REQUIREMENT
Retype every entry exactly, character for character.

______

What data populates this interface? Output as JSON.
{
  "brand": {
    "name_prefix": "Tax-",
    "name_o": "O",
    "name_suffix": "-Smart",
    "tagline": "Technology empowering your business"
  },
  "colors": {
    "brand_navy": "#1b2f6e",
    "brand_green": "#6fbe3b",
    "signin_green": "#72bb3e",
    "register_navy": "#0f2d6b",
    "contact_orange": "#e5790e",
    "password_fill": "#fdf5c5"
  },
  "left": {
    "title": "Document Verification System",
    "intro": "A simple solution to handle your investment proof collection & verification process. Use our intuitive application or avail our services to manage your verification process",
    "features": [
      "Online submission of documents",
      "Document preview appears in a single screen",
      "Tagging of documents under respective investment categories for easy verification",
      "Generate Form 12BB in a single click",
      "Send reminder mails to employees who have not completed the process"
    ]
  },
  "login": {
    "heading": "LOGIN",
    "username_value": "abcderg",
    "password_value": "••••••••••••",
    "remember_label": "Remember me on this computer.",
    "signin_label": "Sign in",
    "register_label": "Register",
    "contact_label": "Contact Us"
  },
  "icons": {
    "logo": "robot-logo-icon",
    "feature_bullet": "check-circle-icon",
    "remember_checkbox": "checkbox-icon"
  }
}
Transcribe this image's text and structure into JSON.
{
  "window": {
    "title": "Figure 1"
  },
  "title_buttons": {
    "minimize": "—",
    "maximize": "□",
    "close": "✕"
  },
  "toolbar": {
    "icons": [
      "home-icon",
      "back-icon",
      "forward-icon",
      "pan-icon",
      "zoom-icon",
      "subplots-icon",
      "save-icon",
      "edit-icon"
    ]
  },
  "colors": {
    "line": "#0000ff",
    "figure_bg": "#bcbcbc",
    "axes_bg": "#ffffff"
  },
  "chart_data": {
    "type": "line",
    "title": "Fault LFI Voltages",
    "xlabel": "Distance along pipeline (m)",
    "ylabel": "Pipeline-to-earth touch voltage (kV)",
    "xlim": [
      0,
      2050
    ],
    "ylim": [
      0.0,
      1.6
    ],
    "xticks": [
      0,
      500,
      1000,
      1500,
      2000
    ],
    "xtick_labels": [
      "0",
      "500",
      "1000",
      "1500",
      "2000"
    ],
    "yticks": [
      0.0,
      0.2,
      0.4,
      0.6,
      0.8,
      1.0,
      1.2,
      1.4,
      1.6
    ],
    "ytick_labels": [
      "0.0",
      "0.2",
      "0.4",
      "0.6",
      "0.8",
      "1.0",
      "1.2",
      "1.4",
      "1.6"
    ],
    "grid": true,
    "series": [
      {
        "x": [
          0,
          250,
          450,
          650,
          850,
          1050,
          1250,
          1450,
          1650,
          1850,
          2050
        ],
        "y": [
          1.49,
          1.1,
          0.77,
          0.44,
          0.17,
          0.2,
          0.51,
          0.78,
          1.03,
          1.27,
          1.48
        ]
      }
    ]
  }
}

______

COMPLETED TASK
What data populates this interface? Output as JSON.
{
  "brand": {
    "name_prefix": "Tax-",
    "name_o": "O",
    "name_suffix": "-Smart",
    "tagline": "Technology empowering your business"
  },
  "colors": {
    "brand_navy": "#1b2f6e",
    "brand_green": "#6fbe3b",
    "signin_green": "#72bb3e",
    "register_navy": "#0f2d6b",
    "contact_orange": "#e5790e",
    "password_fill": "#fdf5c5"
  },
  "left": {
    "title": "Document Verification System",
    "intro": "A simple solution to handle your investment proof collection & verification process. Use our intuitive application or avail our services to manage your verification process",
    "features": [
      "Online submission of documents",
      "Document preview appears in a single screen",
      "Tagging of documents under respective investment categories for easy verification",
      "Generate Form 12BB in a single click",
      "Send reminder mails to employees who have not completed the process"
    ]
  },
  "login": {
    "heading": "LOGIN",
    "username_value": "abcderg",
    "password_value": "••••••••••••",
    "remember_label": "Remember me on this computer.",
    "signin_label": "Sign in",
    "register_label": "Register",
    "contact_label": "Contact Us"
  },
  "icons": {
    "logo": "robot-logo-icon",
    "feature_bullet": "check-circle-icon",
    "remember_checkbox": "checkbox-icon"
  }
}
Transcribe this image's text and structure into JSON.
{
  "window": {
    "title": "Figure 1"
  },
  "title_buttons": {
    "minimize": "—",
    "maximize": "□",
    "close": "✕"
  },
  "toolbar": {
    "icons": [
      "home-icon",
      "back-icon",
      "forward-icon",
      "pan-icon",
      "zoom-icon",
      "subplots-icon",
      "save-icon",
      "edit-icon"
    ]
  },
  "colors": {
    "line": "#0000ff",
    "figure_bg": "#bcbcbc",
    "axes_bg": "#ffffff"
  },
  "chart_data": {
    "type": "line",
    "title": "Fault LFI Voltages",
    "xlabel": "Distance along pipeline (m)",
    "ylabel": "Pipeline-to-earth touch voltage (kV)",
    "xlim": [
      0,
      2050
    ],
    "ylim": [
      0.0,
      1.6
    ],
    "xticks": [
      0,
      500,
      1000,
      1500,
      2000
    ],
    "xtick_labels": [
      "0",
      "500",
      "1000",
      "1500",
      "2000"
    ],
    "yticks": [
      0.0,
      0.2,
      0.4,
      0.6,
      0.8,
      1.0,
      1.2,
      1.4,
      1.6
    ],
    "ytick_labels": [
      "0.0",
      "0.2",
      "0.4",
      "0.6",
      "0.8",
      "1.0",
      "1.2",
      "1.4",
      "1.6"
    ],
    "grid": true,
    "series": [
      {
        "x": [
          0,
          250,
          450,
          650,
          850,
          1050,
          1250,
          1450,
          1650,
          1850,
          2050
        ],
        "y": [
          1.49,
          1.1,
          0.77,
          0.44,
          0.17,
          0.2,
          0.51,
          0.78,
          1.03,
          1.27,
          1.48
        ]
      }
    ]
  }
}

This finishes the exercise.